• Provided data

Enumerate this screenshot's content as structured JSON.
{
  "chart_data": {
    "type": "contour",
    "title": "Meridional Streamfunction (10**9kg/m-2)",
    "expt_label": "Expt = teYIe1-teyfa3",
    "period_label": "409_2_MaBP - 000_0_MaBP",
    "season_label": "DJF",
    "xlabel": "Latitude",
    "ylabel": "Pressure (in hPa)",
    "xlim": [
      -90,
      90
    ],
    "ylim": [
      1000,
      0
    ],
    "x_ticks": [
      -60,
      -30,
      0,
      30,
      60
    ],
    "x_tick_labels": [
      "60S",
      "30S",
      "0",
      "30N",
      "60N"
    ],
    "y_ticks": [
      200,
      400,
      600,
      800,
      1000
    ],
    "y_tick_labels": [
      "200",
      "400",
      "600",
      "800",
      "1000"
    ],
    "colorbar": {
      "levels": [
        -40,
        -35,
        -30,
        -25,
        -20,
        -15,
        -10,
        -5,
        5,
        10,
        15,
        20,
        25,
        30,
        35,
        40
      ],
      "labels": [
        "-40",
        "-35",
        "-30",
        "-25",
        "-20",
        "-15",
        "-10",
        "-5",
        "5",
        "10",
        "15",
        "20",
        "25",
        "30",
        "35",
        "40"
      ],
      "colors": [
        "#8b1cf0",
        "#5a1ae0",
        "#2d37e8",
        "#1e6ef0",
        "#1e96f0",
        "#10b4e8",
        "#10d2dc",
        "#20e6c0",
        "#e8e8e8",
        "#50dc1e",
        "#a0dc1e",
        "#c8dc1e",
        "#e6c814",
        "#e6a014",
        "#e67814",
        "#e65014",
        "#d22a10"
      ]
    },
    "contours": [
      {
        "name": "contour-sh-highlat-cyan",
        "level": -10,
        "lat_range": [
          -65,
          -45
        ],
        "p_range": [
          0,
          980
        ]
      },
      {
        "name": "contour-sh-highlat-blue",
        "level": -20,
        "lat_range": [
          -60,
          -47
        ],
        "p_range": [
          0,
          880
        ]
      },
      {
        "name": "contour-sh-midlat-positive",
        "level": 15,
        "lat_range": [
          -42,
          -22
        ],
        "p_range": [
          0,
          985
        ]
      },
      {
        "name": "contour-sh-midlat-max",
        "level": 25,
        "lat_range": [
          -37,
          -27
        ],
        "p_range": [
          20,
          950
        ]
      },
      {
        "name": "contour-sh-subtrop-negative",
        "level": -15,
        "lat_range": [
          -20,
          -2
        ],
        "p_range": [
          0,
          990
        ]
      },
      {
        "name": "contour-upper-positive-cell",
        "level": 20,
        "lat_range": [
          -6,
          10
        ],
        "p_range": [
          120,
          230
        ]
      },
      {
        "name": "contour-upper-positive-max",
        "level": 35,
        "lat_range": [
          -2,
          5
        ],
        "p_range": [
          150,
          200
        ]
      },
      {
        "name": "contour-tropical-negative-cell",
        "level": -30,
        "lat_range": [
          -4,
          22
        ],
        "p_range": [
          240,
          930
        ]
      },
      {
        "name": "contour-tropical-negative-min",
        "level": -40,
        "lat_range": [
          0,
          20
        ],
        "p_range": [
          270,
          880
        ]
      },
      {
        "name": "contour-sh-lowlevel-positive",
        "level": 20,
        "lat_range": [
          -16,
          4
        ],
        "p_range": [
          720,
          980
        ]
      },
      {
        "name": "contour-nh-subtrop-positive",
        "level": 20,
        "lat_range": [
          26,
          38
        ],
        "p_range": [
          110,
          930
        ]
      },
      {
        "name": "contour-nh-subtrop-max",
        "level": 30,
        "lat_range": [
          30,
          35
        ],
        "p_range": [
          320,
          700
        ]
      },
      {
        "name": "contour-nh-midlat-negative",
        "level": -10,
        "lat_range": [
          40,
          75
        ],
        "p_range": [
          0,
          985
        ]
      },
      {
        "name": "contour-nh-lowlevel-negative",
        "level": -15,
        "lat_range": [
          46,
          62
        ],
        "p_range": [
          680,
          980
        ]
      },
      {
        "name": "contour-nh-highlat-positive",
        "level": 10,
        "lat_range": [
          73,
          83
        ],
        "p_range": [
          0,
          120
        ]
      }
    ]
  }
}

• Exercise goal
Gather every line from the listing above in which "upper" appears, and copy those lines.

• Exercise solution
        "name": "contour-upper-positive-cell",
        "name": "contour-upper-positive-max",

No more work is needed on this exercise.